*Raw records*
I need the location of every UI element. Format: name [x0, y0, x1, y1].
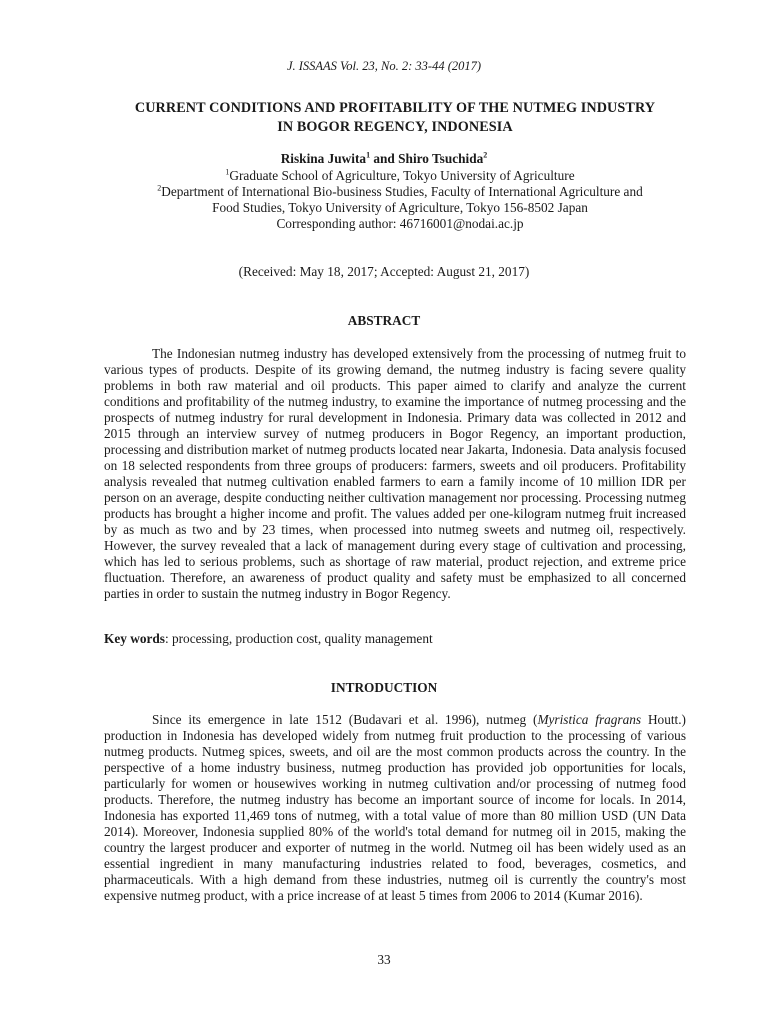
introduction-text: Since its emergence in late 1512 (Budavari et al. 1996), nutmeg (: [152, 712, 538, 727]
abstract-body: The Indonesian nutmeg industry has developed extensively from the processing of nutmeg fruit to various types of products. Despite of its growing demand, the nutmeg industry is facing severe quality problems in both raw material and oil products. This paper aimed to clarify and analyze the current conditions and profitability of the nutmeg industry, to examine the importance of nutmeg processing and the prospects of nutmeg industry for rural development in Indonesia. Primary data was collected in 2012 and 2015 through an interview survey of nutmeg producers in Bogor Regency, an important production, processing and distribution market of nutmeg products located near Jakarta, Indonesia. Data analysis focused on 18 selected respondents from three groups of producers: farmers, sweets and oil producers. Profitability analysis revealed that nutmeg cultivation enabled farmers to earn a family income of 10 million IDR per person on an average, despite conducting neither cultivation management nor processing. Processing nutmeg products has brought a higher income and profit. The values added per one-kilogram nutmeg fruit increased by as much as two and by 23 times, when processed into nutmeg sweets and nutmeg oil, respectively. However, the survey revealed that a lack of management during every stage of cultivation and processing, which has led to serious problems, such as shortage of raw material, product rejection, and extreme price fluctuation. Therefore, an awareness of product quality and safety must be emphasized to all concerned parties in order to sustain the nutmeg industry in Bogor Regency.: [104, 346, 686, 601]
abstract-heading: ABSTRACT: [347, 313, 421, 328]
affiliation-text: Food Studies, Tokyo University of Agriculture, Tokyo 156-8502 Japan: [212, 200, 588, 215]
affiliation-text: Department of International Bio-business Studies, Faculty of International Agriculture and: [161, 184, 643, 199]
keywords-text: : processing, production cost, quality management: [164, 631, 433, 646]
affiliation-mark: 2: [157, 183, 162, 193]
species-name: Myristica fragrans: [537, 712, 642, 727]
introduction-body: [104, 712, 686, 904]
corresponding-author: Corresponding author: 46716001@nodai.ac.jp: [276, 216, 524, 231]
paper-title: [90, 99, 700, 137]
keywords: [104, 631, 686, 647]
author-affiliation-mark: 2: [483, 150, 488, 160]
affiliation-mark: 1: [225, 167, 230, 177]
affiliation-2: [100, 184, 700, 232]
author-connector: and: [370, 151, 399, 166]
paper-title-line-2: IN BOGOR REGENCY, INDONESIA: [277, 119, 513, 135]
author-affiliation-mark: 1: [366, 150, 371, 160]
author-name: Riskina Juwita: [280, 151, 367, 166]
received-accepted-dates: (Received: May 18, 2017; Accepted: August 21, 2017): [238, 264, 530, 279]
journal-citation: J. ISSAAS Vol. 23, No. 2: 33-44 (2017): [286, 59, 482, 73]
paper-title-line-1: CURRENT CONDITIONS AND PROFITABILITY OF THE NUTMEG INDUSTRY: [134, 100, 656, 116]
page-number: 33: [377, 952, 391, 967]
introduction-heading: INTRODUCTION: [330, 680, 438, 695]
introduction-text: Houtt.) production in Indonesia has developed widely from nutmeg fruit production to the processing of various nutmeg products. Nutmeg spices, sweets, and oil are the most common products across the country. In the perspective of a home industry business, nutmeg production has provided job opportunities for locals, particularly for women or housewives working in nutmeg cultivation and/or processing of nutmeg food products. Therefore, the nutmeg industry has become an important source of income for locals. In 2014, Indonesia has exported 11,469 tons of nutmeg, with a total value of more than 80 million USD (UN Data 2014). Moreover, Indonesia supplied 80% of the world's total demand for nutmeg oil in 2015, making the country the largest producer and exporter of nutmeg in the world. Nutmeg oil has been widely used as an essential ingredient in many manufacturing industries related to food, beverages, cosmetics, and pharmaceuticals. With a high demand from these industries, nutmeg oil is currently the country's most expensive nutmeg product, with a price increase of at least 5 times from 2006 to 2014 (Kumar 2016).: [104, 712, 686, 903]
author-name: Shiro Tsuchida: [398, 151, 484, 166]
keywords-label: Key words: [104, 631, 165, 646]
author-list: [0, 151, 768, 167]
affiliation-text: Graduate School of Agriculture, Tokyo University of Agriculture: [229, 168, 575, 183]
affiliation-1: [120, 168, 680, 184]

*Problem to solve*
Could you print every line of the items above unchanged, leaving out any picture lines?

*Complete output*
I need the location of every UI element. Format: name [x0, y0, x1, y1].
introduction-text: Since its emergence in late 1512 (Budavari et al. 1996), nutmeg (: [152, 712, 538, 727]
abstract-body: The Indonesian nutmeg industry has developed extensively from the processing of nutmeg fruit to various types of products. Despite of its growing demand, the nutmeg industry is facing severe quality problems in both raw material and oil products. This paper aimed to clarify and analyze the current conditions and profitability of the nutmeg industry, to examine the importance of nutmeg processing and the prospects of nutmeg industry for rural development in Indonesia. Primary data was collected in 2012 and 2015 through an interview survey of nutmeg producers in Bogor Regency, an important production, processing and distribution market of nutmeg products located near Jakarta, Indonesia. Data analysis focused on 18 selected respondents from three groups of producers: farmers, sweets and oil producers. Profitability analysis revealed that nutmeg cultivation enabled farmers to earn a family income of 10 million IDR per person on an average, despite conducting neither cultivation management nor processing. Processing nutmeg products has brought a higher income and profit. The values added per one-kilogram nutmeg fruit increased by as much as two and by 23 times, when processed into nutmeg sweets and nutmeg oil, respectively. However, the survey revealed that a lack of management during every stage of cultivation and processing, which has led to serious problems, such as shortage of raw material, product rejection, and extreme price fluctuation. Therefore, an awareness of product quality and safety must be emphasized to all concerned parties in order to sustain the nutmeg industry in Bogor Regency.: [104, 346, 686, 601]
abstract-heading: ABSTRACT: [347, 313, 421, 328]
affiliation-text: Food Studies, Tokyo University of Agriculture, Tokyo 156-8502 Japan: [212, 200, 588, 215]
affiliation-text: Department of International Bio-business Studies, Faculty of International Agriculture and: [161, 184, 643, 199]
keywords-text: : processing, production cost, quality management: [164, 631, 433, 646]
affiliation-mark: 2: [157, 183, 162, 193]
species-name: Myristica fragrans: [537, 712, 642, 727]
introduction-body: [104, 712, 686, 904]
corresponding-author: Corresponding author: 46716001@nodai.ac.jp: [276, 216, 524, 231]
paper-title: [90, 99, 700, 137]
keywords: [104, 631, 686, 647]
author-affiliation-mark: 2: [483, 150, 488, 160]
affiliation-mark: 1: [225, 167, 230, 177]
affiliation-2: [100, 184, 700, 232]
author-connector: and: [370, 151, 399, 166]
paper-title-line-2: IN BOGOR REGENCY, INDONESIA: [277, 119, 513, 135]
author-affiliation-mark: 1: [366, 150, 371, 160]
author-name: Riskina Juwita: [280, 151, 367, 166]
received-accepted-dates: (Received: May 18, 2017; Accepted: August 21, 2017): [238, 264, 530, 279]
journal-citation: J. ISSAAS Vol. 23, No. 2: 33-44 (2017): [286, 59, 482, 73]
paper-title-line-1: CURRENT CONDITIONS AND PROFITABILITY OF THE NUTMEG INDUSTRY: [134, 100, 656, 116]
page-number: 33: [377, 952, 391, 967]
introduction-heading: INTRODUCTION: [330, 680, 438, 695]
introduction-text: Houtt.) production in Indonesia has developed widely from nutmeg fruit production to the processing of various nutmeg products. Nutmeg spices, sweets, and oil are the most common products across the country. In the perspective of a home industry business, nutmeg production has provided job opportunities for locals, particularly for women or housewives working in nutmeg cultivation and/or processing of nutmeg food products. Therefore, the nutmeg industry has become an important source of income for locals. In 2014, Indonesia has exported 11,469 tons of nutmeg, with a total value of more than 80 million USD (UN Data 2014). Moreover, Indonesia supplied 80% of the world's total demand for nutmeg oil in 2015, making the country the largest producer and exporter of nutmeg in the world. Nutmeg oil has been widely used as an essential ingredient in many manufacturing industries related to food, beverages, cosmetics, and pharmaceuticals. With a high demand from these industries, nutmeg oil is currently the country's most expensive nutmeg product, with a price increase of at least 5 times from 2006 to 2014 (Kumar 2016).: [104, 712, 686, 903]
author-name: Shiro Tsuchida: [398, 151, 484, 166]
keywords-label: Key words: [104, 631, 165, 646]
author-list: [0, 151, 768, 167]
affiliation-text: Graduate School of Agriculture, Tokyo University of Agriculture: [229, 168, 575, 183]
affiliation-1: [120, 168, 680, 184]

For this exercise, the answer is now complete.